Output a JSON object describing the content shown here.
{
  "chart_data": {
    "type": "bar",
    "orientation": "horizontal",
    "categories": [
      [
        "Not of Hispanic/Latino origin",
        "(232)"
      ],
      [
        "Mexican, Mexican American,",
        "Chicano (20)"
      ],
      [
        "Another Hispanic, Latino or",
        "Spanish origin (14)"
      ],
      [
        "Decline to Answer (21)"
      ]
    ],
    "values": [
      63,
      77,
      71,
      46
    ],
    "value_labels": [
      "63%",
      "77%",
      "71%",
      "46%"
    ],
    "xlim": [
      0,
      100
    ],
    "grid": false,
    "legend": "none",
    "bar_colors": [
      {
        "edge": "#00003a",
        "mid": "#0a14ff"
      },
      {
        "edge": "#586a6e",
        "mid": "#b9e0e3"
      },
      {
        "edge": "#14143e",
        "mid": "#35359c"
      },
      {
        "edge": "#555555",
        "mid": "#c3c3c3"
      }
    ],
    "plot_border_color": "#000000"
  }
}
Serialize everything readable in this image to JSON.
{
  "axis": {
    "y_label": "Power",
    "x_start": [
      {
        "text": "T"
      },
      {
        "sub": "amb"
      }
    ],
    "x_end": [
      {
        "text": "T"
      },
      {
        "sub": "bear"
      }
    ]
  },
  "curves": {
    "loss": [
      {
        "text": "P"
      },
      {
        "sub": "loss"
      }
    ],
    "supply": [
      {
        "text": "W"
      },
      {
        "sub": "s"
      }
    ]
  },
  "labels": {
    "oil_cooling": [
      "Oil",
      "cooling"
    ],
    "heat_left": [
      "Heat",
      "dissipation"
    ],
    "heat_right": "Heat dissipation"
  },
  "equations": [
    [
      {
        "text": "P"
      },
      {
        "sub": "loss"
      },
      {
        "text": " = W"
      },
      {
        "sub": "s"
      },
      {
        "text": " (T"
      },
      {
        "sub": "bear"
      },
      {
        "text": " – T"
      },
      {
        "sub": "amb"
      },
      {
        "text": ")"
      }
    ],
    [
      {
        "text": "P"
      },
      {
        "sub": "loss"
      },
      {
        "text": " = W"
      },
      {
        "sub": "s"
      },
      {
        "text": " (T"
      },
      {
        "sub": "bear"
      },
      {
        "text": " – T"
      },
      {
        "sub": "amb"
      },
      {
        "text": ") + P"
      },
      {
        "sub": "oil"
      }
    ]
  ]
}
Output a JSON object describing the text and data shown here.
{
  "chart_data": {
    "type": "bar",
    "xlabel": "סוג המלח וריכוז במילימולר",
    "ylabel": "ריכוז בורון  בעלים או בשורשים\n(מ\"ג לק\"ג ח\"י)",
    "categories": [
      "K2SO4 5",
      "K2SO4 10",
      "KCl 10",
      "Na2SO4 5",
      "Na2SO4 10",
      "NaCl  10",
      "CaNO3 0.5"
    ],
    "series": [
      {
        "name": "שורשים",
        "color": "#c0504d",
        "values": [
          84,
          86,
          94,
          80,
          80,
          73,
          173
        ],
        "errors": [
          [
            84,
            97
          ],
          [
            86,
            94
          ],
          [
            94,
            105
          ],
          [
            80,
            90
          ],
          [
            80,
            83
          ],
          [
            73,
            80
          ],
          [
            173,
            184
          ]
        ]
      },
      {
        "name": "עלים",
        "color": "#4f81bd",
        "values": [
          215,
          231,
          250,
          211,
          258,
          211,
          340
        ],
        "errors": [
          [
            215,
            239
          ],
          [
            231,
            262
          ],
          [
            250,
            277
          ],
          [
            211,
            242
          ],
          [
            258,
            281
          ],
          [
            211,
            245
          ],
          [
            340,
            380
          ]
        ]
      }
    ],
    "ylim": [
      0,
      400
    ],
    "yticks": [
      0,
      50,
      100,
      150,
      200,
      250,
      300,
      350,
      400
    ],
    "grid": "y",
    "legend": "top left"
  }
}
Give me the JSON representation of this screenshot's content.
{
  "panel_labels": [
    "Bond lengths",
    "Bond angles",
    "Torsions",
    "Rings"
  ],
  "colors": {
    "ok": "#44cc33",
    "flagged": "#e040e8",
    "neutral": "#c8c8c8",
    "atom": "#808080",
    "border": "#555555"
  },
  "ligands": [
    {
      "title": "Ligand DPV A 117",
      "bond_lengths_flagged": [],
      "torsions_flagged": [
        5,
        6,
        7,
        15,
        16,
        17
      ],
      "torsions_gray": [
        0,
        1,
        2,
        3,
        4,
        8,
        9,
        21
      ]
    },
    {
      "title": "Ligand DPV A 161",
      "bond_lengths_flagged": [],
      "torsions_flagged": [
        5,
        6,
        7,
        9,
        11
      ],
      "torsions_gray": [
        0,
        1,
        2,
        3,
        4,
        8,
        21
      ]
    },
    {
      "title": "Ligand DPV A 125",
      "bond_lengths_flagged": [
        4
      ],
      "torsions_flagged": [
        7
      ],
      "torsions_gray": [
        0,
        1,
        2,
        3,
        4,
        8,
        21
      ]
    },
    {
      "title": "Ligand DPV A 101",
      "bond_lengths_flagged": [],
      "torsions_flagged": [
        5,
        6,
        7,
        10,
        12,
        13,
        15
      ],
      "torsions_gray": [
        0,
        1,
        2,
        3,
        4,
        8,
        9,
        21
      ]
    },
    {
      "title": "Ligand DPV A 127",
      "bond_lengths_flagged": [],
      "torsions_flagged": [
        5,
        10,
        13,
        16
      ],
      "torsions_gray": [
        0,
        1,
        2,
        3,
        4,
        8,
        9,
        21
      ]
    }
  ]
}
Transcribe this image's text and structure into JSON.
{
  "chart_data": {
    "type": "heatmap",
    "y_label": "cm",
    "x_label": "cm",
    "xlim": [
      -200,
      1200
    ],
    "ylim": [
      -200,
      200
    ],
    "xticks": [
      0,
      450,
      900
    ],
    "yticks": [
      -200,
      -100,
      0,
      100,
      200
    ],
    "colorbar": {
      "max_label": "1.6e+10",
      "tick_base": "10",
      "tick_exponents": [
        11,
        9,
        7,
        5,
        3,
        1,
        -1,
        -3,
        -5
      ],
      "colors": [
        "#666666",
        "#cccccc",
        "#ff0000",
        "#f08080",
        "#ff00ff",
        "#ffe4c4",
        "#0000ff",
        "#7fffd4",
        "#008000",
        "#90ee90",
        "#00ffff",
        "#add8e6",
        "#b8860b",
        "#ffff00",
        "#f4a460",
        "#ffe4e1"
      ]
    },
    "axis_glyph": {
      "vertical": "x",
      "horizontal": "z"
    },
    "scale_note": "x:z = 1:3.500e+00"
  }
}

• _EXERCISE DETAILS_
Extract the complete listing verbatim.

• _SOLVED PROBLEM_
Output a JSON object describing the content shown here.
{
  "chart_data": {
    "type": "bar",
    "orientation": "horizontal",
    "categories": [
      [
        "Not of Hispanic/Latino origin",
        "(232)"
      ],
      [
        "Mexican, Mexican American,",
        "Chicano (20)"
      ],
      [
        "Another Hispanic, Latino or",
        "Spanish origin (14)"
      ],
      [
        "Decline to Answer (21)"
      ]
    ],
    "values": [
      63,
      77,
      71,
      46
    ],
    "value_labels": [
      "63%",
      "77%",
      "71%",
      "46%"
    ],
    "xlim": [
      0,
      100
    ],
    "grid": false,
    "legend": "none",
    "bar_colors": [
      {
        "edge": "#00003a",
        "mid": "#0a14ff"
      },
      {
        "edge": "#586a6e",
        "mid": "#b9e0e3"
      },
      {
        "edge": "#14143e",
        "mid": "#35359c"
      },
      {
        "edge": "#555555",
        "mid": "#c3c3c3"
      }
    ],
    "plot_border_color": "#000000"
  }
}
Serialize everything readable in this image to JSON.
{
  "axis": {
    "y_label": "Power",
    "x_start": [
      {
        "text": "T"
      },
      {
        "sub": "amb"
      }
    ],
    "x_end": [
      {
        "text": "T"
      },
      {
        "sub": "bear"
      }
    ]
  },
  "curves": {
    "loss": [
      {
        "text": "P"
      },
      {
        "sub": "loss"
      }
    ],
    "supply": [
      {
        "text": "W"
      },
      {
        "sub": "s"
      }
    ]
  },
  "labels": {
    "oil_cooling": [
      "Oil",
      "cooling"
    ],
    "heat_left": [
      "Heat",
      "dissipation"
    ],
    "heat_right": "Heat dissipation"
  },
  "equations": [
    [
      {
        "text": "P"
      },
      {
        "sub": "loss"
      },
      {
        "text": " = W"
      },
      {
        "sub": "s"
      },
      {
        "text": " (T"
      },
      {
        "sub": "bear"
      },
      {
        "text": " – T"
      },
      {
        "sub": "amb"
      },
      {
        "text": ")"
      }
    ],
    [
      {
        "text": "P"
      },
      {
        "sub": "loss"
      },
      {
        "text": " = W"
      },
      {
        "sub": "s"
      },
      {
        "text": " (T"
      },
      {
        "sub": "bear"
      },
      {
        "text": " – T"
      },
      {
        "sub": "amb"
      },
      {
        "text": ") + P"
      },
      {
        "sub": "oil"
      }
    ]
  ]
}
Output a JSON object describing the text and data shown here.
{
  "chart_data": {
    "type": "bar",
    "xlabel": "סוג המלח וריכוז במילימולר",
    "ylabel": "ריכוז בורון  בעלים או בשורשים\n(מ\"ג לק\"ג ח\"י)",
    "categories": [
      "K2SO4 5",
      "K2SO4 10",
      "KCl 10",
      "Na2SO4 5",
      "Na2SO4 10",
      "NaCl  10",
      "CaNO3 0.5"
    ],
    "series": [
      {
        "name": "שורשים",
        "color": "#c0504d",
        "values": [
          84,
          86,
          94,
          80,
          80,
          73,
          173
        ],
        "errors": [
          [
            84,
            97
          ],
          [
            86,
            94
          ],
          [
            94,
            105
          ],
          [
            80,
            90
          ],
          [
            80,
            83
          ],
          [
            73,
            80
          ],
          [
            173,
            184
          ]
        ]
      },
      {
        "name": "עלים",
        "color": "#4f81bd",
        "values": [
          215,
          231,
          250,
          211,
          258,
          211,
          340
        ],
        "errors": [
          [
            215,
            239
          ],
          [
            231,
            262
          ],
          [
            250,
            277
          ],
          [
            211,
            242
          ],
          [
            258,
            281
          ],
          [
            211,
            245
          ],
          [
            340,
            380
          ]
        ]
      }
    ],
    "ylim": [
      0,
      400
    ],
    "yticks": [
      0,
      50,
      100,
      150,
      200,
      250,
      300,
      350,
      400
    ],
    "grid": "y",
    "legend": "top left"
  }
}
Give me the JSON representation of this screenshot's content.
{
  "panel_labels": [
    "Bond lengths",
    "Bond angles",
    "Torsions",
    "Rings"
  ],
  "colors": {
    "ok": "#44cc33",
    "flagged": "#e040e8",
    "neutral": "#c8c8c8",
    "atom": "#808080",
    "border": "#555555"
  },
  "ligands": [
    {
      "title": "Ligand DPV A 117",
      "bond_lengths_flagged": [],
      "torsions_flagged": [
        5,
        6,
        7,
        15,
        16,
        17
      ],
      "torsions_gray": [
        0,
        1,
        2,
        3,
        4,
        8,
        9,
        21
      ]
    },
    {
      "title": "Ligand DPV A 161",
      "bond_lengths_flagged": [],
      "torsions_flagged": [
        5,
        6,
        7,
        9,
        11
      ],
      "torsions_gray": [
        0,
        1,
        2,
        3,
        4,
        8,
        21
      ]
    },
    {
      "title": "Ligand DPV A 125",
      "bond_lengths_flagged": [
        4
      ],
      "torsions_flagged": [
        7
      ],
      "torsions_gray": [
        0,
        1,
        2,
        3,
        4,
        8,
        21
      ]
    },
    {
      "title": "Ligand DPV A 101",
      "bond_lengths_flagged": [],
      "torsions_flagged": [
        5,
        6,
        7,
        10,
        12,
        13,
        15
      ],
      "torsions_gray": [
        0,
        1,
        2,
        3,
        4,
        8,
        9,
        21
      ]
    },
    {
      "title": "Ligand DPV A 127",
      "bond_lengths_flagged": [],
      "torsions_flagged": [
        5,
        10,
        13,
        16
      ],
      "torsions_gray": [
        0,
        1,
        2,
        3,
        4,
        8,
        9,
        21
      ]
    }
  ]
}
Transcribe this image's text and structure into JSON.
{
  "chart_data": {
    "type": "heatmap",
    "y_label": "cm",
    "x_label": "cm",
    "xlim": [
      -200,
      1200
    ],
    "ylim": [
      -200,
      200
    ],
    "xticks": [
      0,
      450,
      900
    ],
    "yticks": [
      -200,
      -100,
      0,
      100,
      200
    ],
    "colorbar": {
      "max_label": "1.6e+10",
      "tick_base": "10",
      "tick_exponents": [
        11,
        9,
        7,
        5,
        3,
        1,
        -1,
        -3,
        -5
      ],
      "colors": [
        "#666666",
        "#cccccc",
        "#ff0000",
        "#f08080",
        "#ff00ff",
        "#ffe4c4",
        "#0000ff",
        "#7fffd4",
        "#008000",
        "#90ee90",
        "#00ffff",
        "#add8e6",
        "#b8860b",
        "#ffff00",
        "#f4a460",
        "#ffe4e1"
      ]
    },
    "axis_glyph": {
      "vertical": "x",
      "horizontal": "z"
    },
    "scale_note": "x:z = 1:3.500e+00"
  }
}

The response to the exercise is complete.